Pictures aside, repeat every entry exactly.
BEGIN
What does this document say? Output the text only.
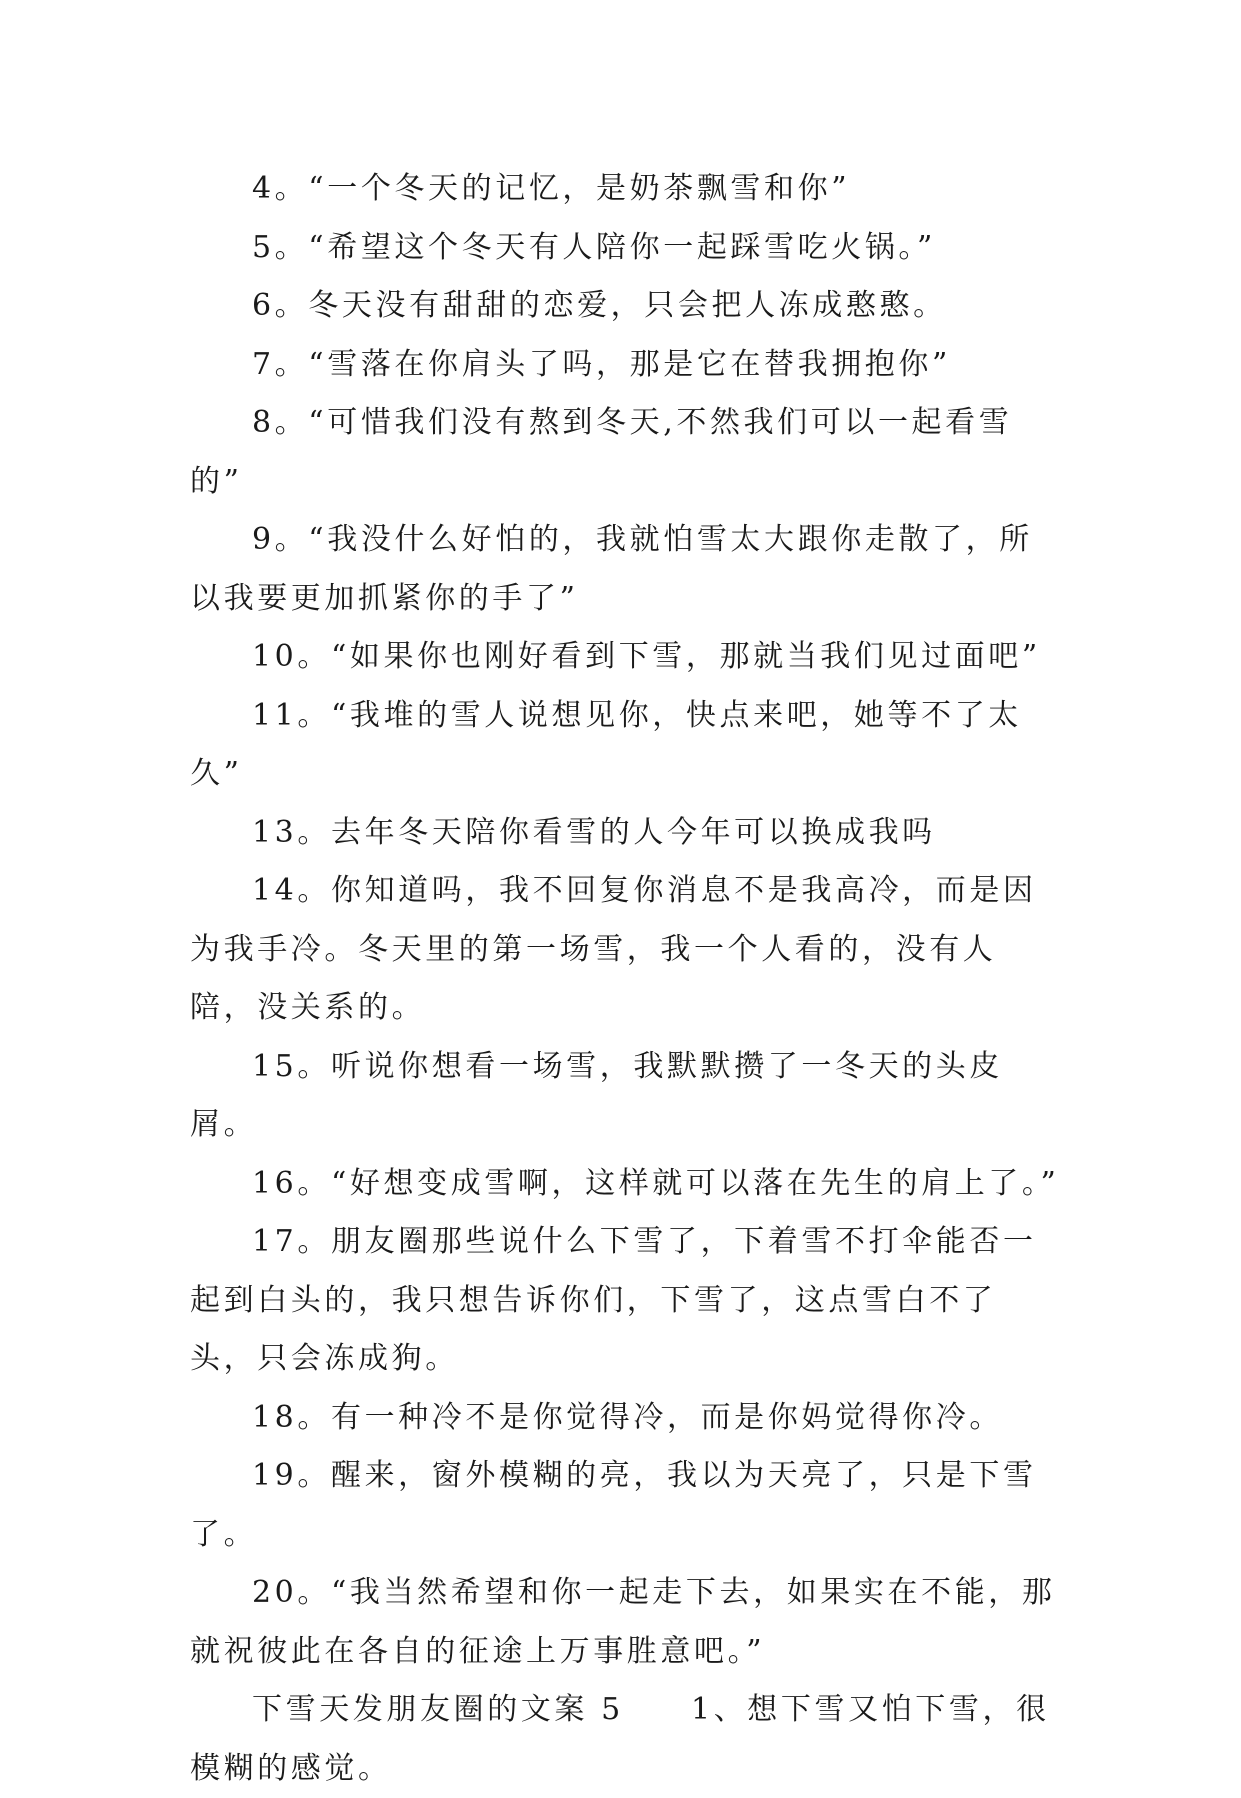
4。“一个冬天的记忆，是奶茶飘雪和你”

5。“希望这个冬天有人陪你一起踩雪吃火锅。”

6。冬天没有甜甜的恋爱，只会把人冻成憨憨。

7。“雪落在你肩头了吗，那是它在替我拥抱你”

8。“可惜我们没有熬到冬天,不然我们可以一起看雪的”

9。“我没什么好怕的，我就怕雪太大跟你走散了，所以我要更加抓紧你的手了”

10。“如果你也刚好看到下雪，那就当我们见过面吧”

11。“我堆的雪人说想见你，快点来吧，她等不了太久”

13。去年冬天陪你看雪的人今年可以换成我吗

14。你知道吗，我不回复你消息不是我高冷，而是因为我手冷。冬天里的第一场雪，我一个人看的，没有人陪，没关系的。

15。听说你想看一场雪，我默默攒了一冬天的头皮屑。

16。“好想变成雪啊，这样就可以落在先生的肩上了。”

17。朋友圈那些说什么下雪了，下着雪不打伞能否一起到白头的，我只想告诉你们，下雪了，这点雪白不了头，只会冻成狗。

18。有一种冷不是你觉得冷，而是你妈觉得你冷。

19。醒来，窗外模糊的亮，我以为天亮了，只是下雪了。

20。“我当然希望和你一起走下去，如果实在不能，那就祝彼此在各自的征途上万事胜意吧。”

下雪天发朋友圈的文案 5　　1、想下雪又怕下雪，很模糊的感觉。
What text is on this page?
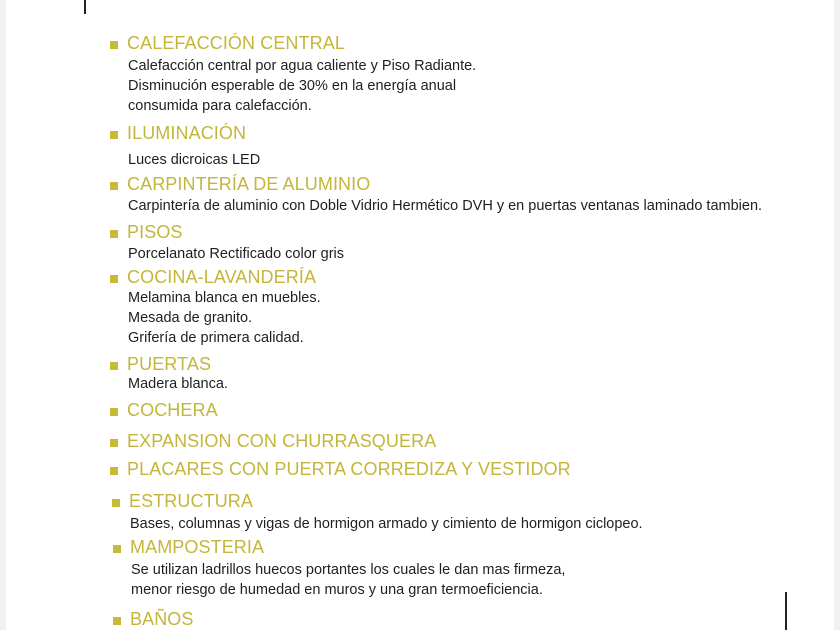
CALEFACCIÓN CENTRAL
Calefacción central por agua caliente y Piso Radiante.
Disminución esperable de 30% en la energía anual
consumida para calefacción.
ILUMINACIÓN
Luces dicroicas LED
CARPINTERÍA DE ALUMINIO
Carpintería de aluminio con Doble Vidrio Hermético DVH y en puertas ventanas laminado tambien.
PISOS
Porcelanato Rectificado color gris
COCINA-LAVANDERÍA
Melamina blanca en muebles.
Mesada de granito.
Grifería de primera calidad.
PUERTAS
Madera blanca.
COCHERA
EXPANSION CON CHURRASQUERA
PLACARES CON PUERTA CORREDIZA Y VESTIDOR
ESTRUCTURA
Bases, columnas y vigas de hormigon armado y cimiento de hormigon ciclopeo.
MAMPOSTERIA
Se utilizan ladrillos huecos portantes los cuales le dan mas firmeza,
menor riesgo de humedad en muros y una gran termoeficiencia.
BAÑOS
END
_EXERCISE ANSWER_:
What does this document say? Output the text only.
4。“一个冬天的记忆，是奶茶飘雪和你”

5。“希望这个冬天有人陪你一起踩雪吃火锅。”

6。冬天没有甜甜的恋爱，只会把人冻成憨憨。

7。“雪落在你肩头了吗，那是它在替我拥抱你”

8。“可惜我们没有熬到冬天,不然我们可以一起看雪的”

9。“我没什么好怕的，我就怕雪太大跟你走散了，所以我要更加抓紧你的手了”

10。“如果你也刚好看到下雪，那就当我们见过面吧”

11。“我堆的雪人说想见你，快点来吧，她等不了太久”

13。去年冬天陪你看雪的人今年可以换成我吗

14。你知道吗，我不回复你消息不是我高冷，而是因为我手冷。冬天里的第一场雪，我一个人看的，没有人陪，没关系的。

15。听说你想看一场雪，我默默攒了一冬天的头皮屑。

16。“好想变成雪啊，这样就可以落在先生的肩上了。”

17。朋友圈那些说什么下雪了，下着雪不打伞能否一起到白头的，我只想告诉你们，下雪了，这点雪白不了头，只会冻成狗。

18。有一种冷不是你觉得冷，而是你妈觉得你冷。

19。醒来，窗外模糊的亮，我以为天亮了，只是下雪了。

20。“我当然希望和你一起走下去，如果实在不能，那就祝彼此在各自的征途上万事胜意吧。”

下雪天发朋友圈的文案 5　　1、想下雪又怕下雪，很模糊的感觉。
What text is on this page?
CALEFACCIÓN CENTRAL
Calefacción central por agua caliente y Piso Radiante.
Disminución esperable de 30% en la energía anual
consumida para calefacción.
ILUMINACIÓN
Luces dicroicas LED
CARPINTERÍA DE ALUMINIO
Carpintería de aluminio con Doble Vidrio Hermético DVH y en puertas ventanas laminado tambien.
PISOS
Porcelanato Rectificado color gris
COCINA-LAVANDERÍA
Melamina blanca en muebles.
Mesada de granito.
Grifería de primera calidad.
PUERTAS
Madera blanca.
COCHERA
EXPANSION CON CHURRASQUERA
PLACARES CON PUERTA CORREDIZA Y VESTIDOR
ESTRUCTURA
Bases, columnas y vigas de hormigon armado y cimiento de hormigon ciclopeo.
MAMPOSTERIA
Se utilizan ladrillos huecos portantes los cuales le dan mas firmeza,
menor riesgo de humedad en muros y una gran termoeficiencia.
BAÑOS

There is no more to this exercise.